**Exercise task**
It is required that all of the data be written out exactly.
## start Task material
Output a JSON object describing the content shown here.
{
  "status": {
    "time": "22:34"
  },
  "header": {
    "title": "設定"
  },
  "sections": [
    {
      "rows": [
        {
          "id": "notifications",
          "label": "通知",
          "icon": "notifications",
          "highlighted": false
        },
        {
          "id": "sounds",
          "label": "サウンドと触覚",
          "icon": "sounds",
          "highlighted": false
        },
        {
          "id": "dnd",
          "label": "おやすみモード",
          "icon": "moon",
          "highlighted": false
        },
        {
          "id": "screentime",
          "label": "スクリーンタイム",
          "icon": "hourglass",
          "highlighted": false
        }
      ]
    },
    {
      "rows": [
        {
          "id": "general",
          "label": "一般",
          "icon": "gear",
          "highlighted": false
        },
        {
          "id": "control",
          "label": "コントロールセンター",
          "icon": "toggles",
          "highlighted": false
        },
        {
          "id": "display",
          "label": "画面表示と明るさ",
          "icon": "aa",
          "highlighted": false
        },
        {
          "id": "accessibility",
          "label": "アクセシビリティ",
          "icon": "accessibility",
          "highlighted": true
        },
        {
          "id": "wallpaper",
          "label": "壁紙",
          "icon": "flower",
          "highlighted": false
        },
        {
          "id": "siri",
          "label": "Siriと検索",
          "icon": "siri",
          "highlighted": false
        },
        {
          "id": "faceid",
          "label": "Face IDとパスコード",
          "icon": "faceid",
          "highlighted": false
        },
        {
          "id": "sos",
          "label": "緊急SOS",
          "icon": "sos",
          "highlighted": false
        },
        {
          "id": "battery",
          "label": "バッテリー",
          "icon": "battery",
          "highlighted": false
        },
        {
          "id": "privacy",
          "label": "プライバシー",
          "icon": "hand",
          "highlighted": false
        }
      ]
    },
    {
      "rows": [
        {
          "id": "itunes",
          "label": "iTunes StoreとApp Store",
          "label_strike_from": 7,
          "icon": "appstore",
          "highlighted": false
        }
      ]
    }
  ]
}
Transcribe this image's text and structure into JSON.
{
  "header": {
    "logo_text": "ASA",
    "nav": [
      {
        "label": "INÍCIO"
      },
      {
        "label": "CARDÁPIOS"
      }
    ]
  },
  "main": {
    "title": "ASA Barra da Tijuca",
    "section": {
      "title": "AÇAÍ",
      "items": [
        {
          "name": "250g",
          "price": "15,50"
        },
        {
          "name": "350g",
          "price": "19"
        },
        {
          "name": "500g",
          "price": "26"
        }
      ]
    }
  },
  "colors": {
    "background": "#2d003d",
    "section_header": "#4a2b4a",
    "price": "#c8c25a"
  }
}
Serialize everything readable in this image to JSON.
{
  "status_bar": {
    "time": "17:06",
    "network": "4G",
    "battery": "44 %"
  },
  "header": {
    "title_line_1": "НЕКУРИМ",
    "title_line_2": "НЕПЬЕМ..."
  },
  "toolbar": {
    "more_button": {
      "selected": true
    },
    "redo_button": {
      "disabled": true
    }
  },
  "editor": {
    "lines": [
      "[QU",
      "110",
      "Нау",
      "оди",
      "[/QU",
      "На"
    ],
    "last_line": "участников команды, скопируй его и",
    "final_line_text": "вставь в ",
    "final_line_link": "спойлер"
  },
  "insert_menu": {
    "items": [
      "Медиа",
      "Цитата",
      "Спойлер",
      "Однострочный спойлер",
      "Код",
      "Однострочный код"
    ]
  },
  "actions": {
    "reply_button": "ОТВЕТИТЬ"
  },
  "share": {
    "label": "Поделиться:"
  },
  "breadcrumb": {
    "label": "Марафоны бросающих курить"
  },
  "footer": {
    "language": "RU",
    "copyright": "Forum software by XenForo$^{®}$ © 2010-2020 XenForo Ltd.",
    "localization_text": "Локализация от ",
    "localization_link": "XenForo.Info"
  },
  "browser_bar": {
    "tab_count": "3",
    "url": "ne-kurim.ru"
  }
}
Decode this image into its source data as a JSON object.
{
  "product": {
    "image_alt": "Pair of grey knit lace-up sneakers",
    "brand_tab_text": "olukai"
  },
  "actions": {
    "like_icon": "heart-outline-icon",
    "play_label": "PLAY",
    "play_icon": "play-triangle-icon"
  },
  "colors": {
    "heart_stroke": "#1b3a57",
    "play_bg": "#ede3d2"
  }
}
## end Task material
**Task answer**
Output a JSON object describing the content shown here.
{
  "status": {
    "time": "22:34"
  },
  "header": {
    "title": "設定"
  },
  "sections": [
    {
      "rows": [
        {
          "id": "notifications",
          "label": "通知",
          "icon": "notifications",
          "highlighted": false
        },
        {
          "id": "sounds",
          "label": "サウンドと触覚",
          "icon": "sounds",
          "highlighted": false
        },
        {
          "id": "dnd",
          "label": "おやすみモード",
          "icon": "moon",
          "highlighted": false
        },
        {
          "id": "screentime",
          "label": "スクリーンタイム",
          "icon": "hourglass",
          "highlighted": false
        }
      ]
    },
    {
      "rows": [
        {
          "id": "general",
          "label": "一般",
          "icon": "gear",
          "highlighted": false
        },
        {
          "id": "control",
          "label": "コントロールセンター",
          "icon": "toggles",
          "highlighted": false
        },
        {
          "id": "display",
          "label": "画面表示と明るさ",
          "icon": "aa",
          "highlighted": false
        },
        {
          "id": "accessibility",
          "label": "アクセシビリティ",
          "icon": "accessibility",
          "highlighted": true
        },
        {
          "id": "wallpaper",
          "label": "壁紙",
          "icon": "flower",
          "highlighted": false
        },
        {
          "id": "siri",
          "label": "Siriと検索",
          "icon": "siri",
          "highlighted": false
        },
        {
          "id": "faceid",
          "label": "Face IDとパスコード",
          "icon": "faceid",
          "highlighted": false
        },
        {
          "id": "sos",
          "label": "緊急SOS",
          "icon": "sos",
          "highlighted": false
        },
        {
          "id": "battery",
          "label": "バッテリー",
          "icon": "battery",
          "highlighted": false
        },
        {
          "id": "privacy",
          "label": "プライバシー",
          "icon": "hand",
          "highlighted": false
        }
      ]
    },
    {
      "rows": [
        {
          "id": "itunes",
          "label": "iTunes StoreとApp Store",
          "label_strike_from": 7,
          "icon": "appstore",
          "highlighted": false
        }
      ]
    }
  ]
}
Transcribe this image's text and structure into JSON.
{
  "header": {
    "logo_text": "ASA",
    "nav": [
      {
        "label": "INÍCIO"
      },
      {
        "label": "CARDÁPIOS"
      }
    ]
  },
  "main": {
    "title": "ASA Barra da Tijuca",
    "section": {
      "title": "AÇAÍ",
      "items": [
        {
          "name": "250g",
          "price": "15,50"
        },
        {
          "name": "350g",
          "price": "19"
        },
        {
          "name": "500g",
          "price": "26"
        }
      ]
    }
  },
  "colors": {
    "background": "#2d003d",
    "section_header": "#4a2b4a",
    "price": "#c8c25a"
  }
}
Serialize everything readable in this image to JSON.
{
  "status_bar": {
    "time": "17:06",
    "network": "4G",
    "battery": "44 %"
  },
  "header": {
    "title_line_1": "НЕКУРИМ",
    "title_line_2": "НЕПЬЕМ..."
  },
  "toolbar": {
    "more_button": {
      "selected": true
    },
    "redo_button": {
      "disabled": true
    }
  },
  "editor": {
    "lines": [
      "[QU",
      "110",
      "Нау",
      "оди",
      "[/QU",
      "На"
    ],
    "last_line": "участников команды, скопируй его и",
    "final_line_text": "вставь в ",
    "final_line_link": "спойлер"
  },
  "insert_menu": {
    "items": [
      "Медиа",
      "Цитата",
      "Спойлер",
      "Однострочный спойлер",
      "Код",
      "Однострочный код"
    ]
  },
  "actions": {
    "reply_button": "ОТВЕТИТЬ"
  },
  "share": {
    "label": "Поделиться:"
  },
  "breadcrumb": {
    "label": "Марафоны бросающих курить"
  },
  "footer": {
    "language": "RU",
    "copyright": "Forum software by XenForo$^{®}$ © 2010-2020 XenForo Ltd.",
    "localization_text": "Локализация от ",
    "localization_link": "XenForo.Info"
  },
  "browser_bar": {
    "tab_count": "3",
    "url": "ne-kurim.ru"
  }
}
Decode this image into its source data as a JSON object.
{
  "product": {
    "image_alt": "Pair of grey knit lace-up sneakers",
    "brand_tab_text": "olukai"
  },
  "actions": {
    "like_icon": "heart-outline-icon",
    "play_label": "PLAY",
    "play_icon": "play-triangle-icon"
  },
  "colors": {
    "heart_stroke": "#1b3a57",
    "play_bg": "#ede3d2"
  }
}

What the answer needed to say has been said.